EXERCISE INSTRUCTIONS: Copy each line of the material below that includes the string "JSON".

PROVIDED RECORDS:

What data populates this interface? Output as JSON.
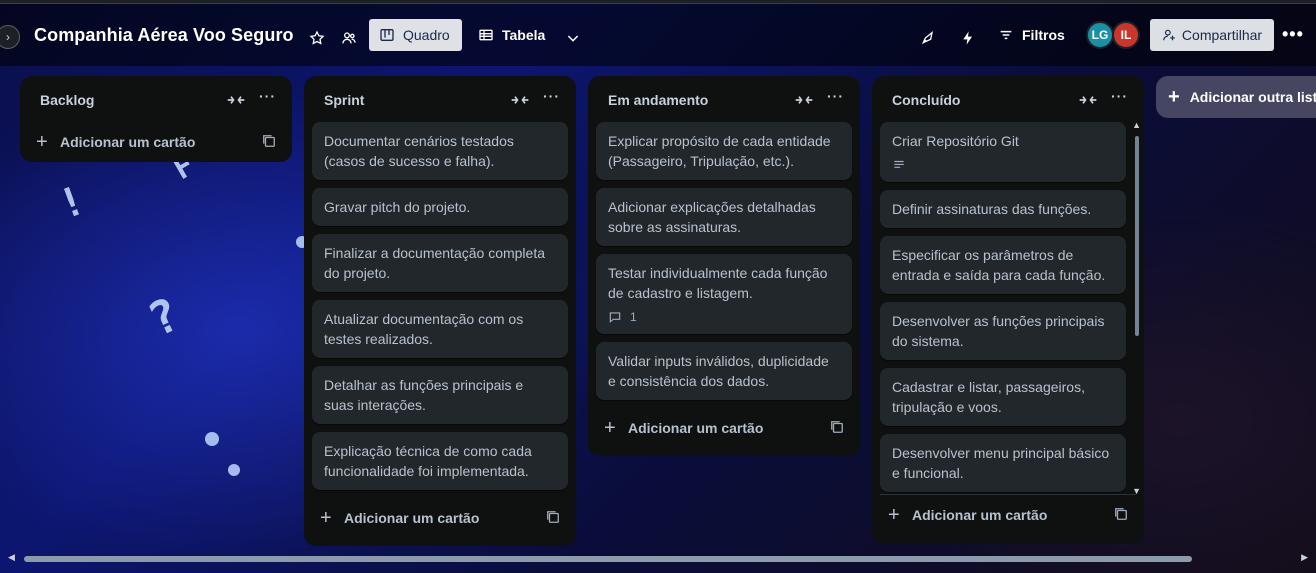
{
  "board": {
    "title": "Companhia Aérea Voo Seguro"
  },
  "header": {
    "views": [
      {
        "label": "Quadro",
        "icon": "board-icon",
        "active": true
      },
      {
        "label": "Tabela",
        "icon": "table-icon",
        "active": false
      }
    ],
    "filters_label": "Filtros",
    "share_label": "Compartilhar",
    "members": [
      {
        "initials": "LG",
        "color": "#1a8fa6"
      },
      {
        "initials": "IL",
        "color": "#c9372c"
      }
    ]
  },
  "lists": [
    {
      "title": "Backlog",
      "cards": [],
      "add_label": "Adicionar um cartão"
    },
    {
      "title": "Sprint",
      "cards": [
        {
          "text": "Documentar cenários testados (casos de sucesso e falha)."
        },
        {
          "text": "Gravar pitch do projeto."
        },
        {
          "text": "Finalizar a documentação completa do projeto."
        },
        {
          "text": "Atualizar documentação com os testes realizados."
        },
        {
          "text": "Detalhar as funções principais e suas interações."
        },
        {
          "text": "Explicação técnica de como cada funcionalidade foi implementada."
        }
      ],
      "add_label": "Adicionar um cartão"
    },
    {
      "title": "Em andamento",
      "cards": [
        {
          "text": "Explicar propósito de cada entidade (Passageiro, Tripulação, etc.)."
        },
        {
          "text": "Adicionar explicações detalhadas sobre as assinaturas."
        },
        {
          "text": "Testar individualmente cada função de cadastro e listagem.",
          "comments": "1"
        },
        {
          "text": "Validar inputs inválidos, duplicidade e consistência dos dados."
        }
      ],
      "add_label": "Adicionar um cartão"
    },
    {
      "title": "Concluído",
      "cards": [
        {
          "text": "Criar Repositório Git",
          "has_description": true
        },
        {
          "text": "Definir assinaturas das funções."
        },
        {
          "text": "Especificar os parâmetros de entrada e saída para cada função."
        },
        {
          "text": "Desenvolver as funções principais do sistema."
        },
        {
          "text": "Cadastrar e listar, passageiros, tripulação e voos."
        },
        {
          "text": "Desenvolver menu principal básico e funcional."
        }
      ],
      "add_label": "Adicionar um cartão"
    }
  ],
  "add_list_label": "Adicionar outra lista"
}
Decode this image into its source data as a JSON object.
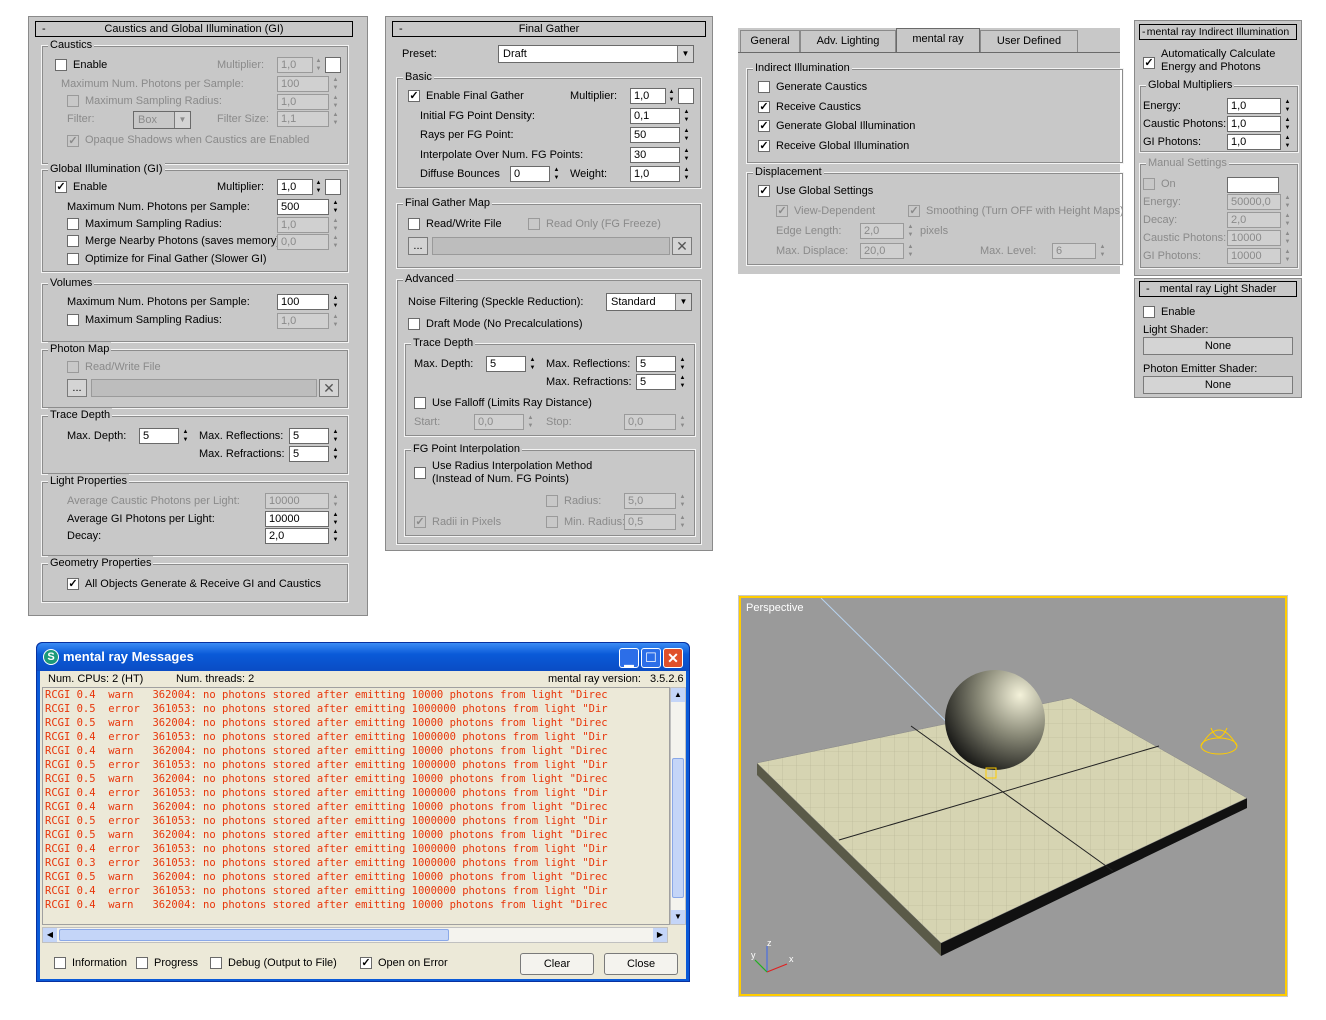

PROBLEM SOLUTION:
What data populates this interface? Output as JSON.
Decode this image into its source data as a JSON object.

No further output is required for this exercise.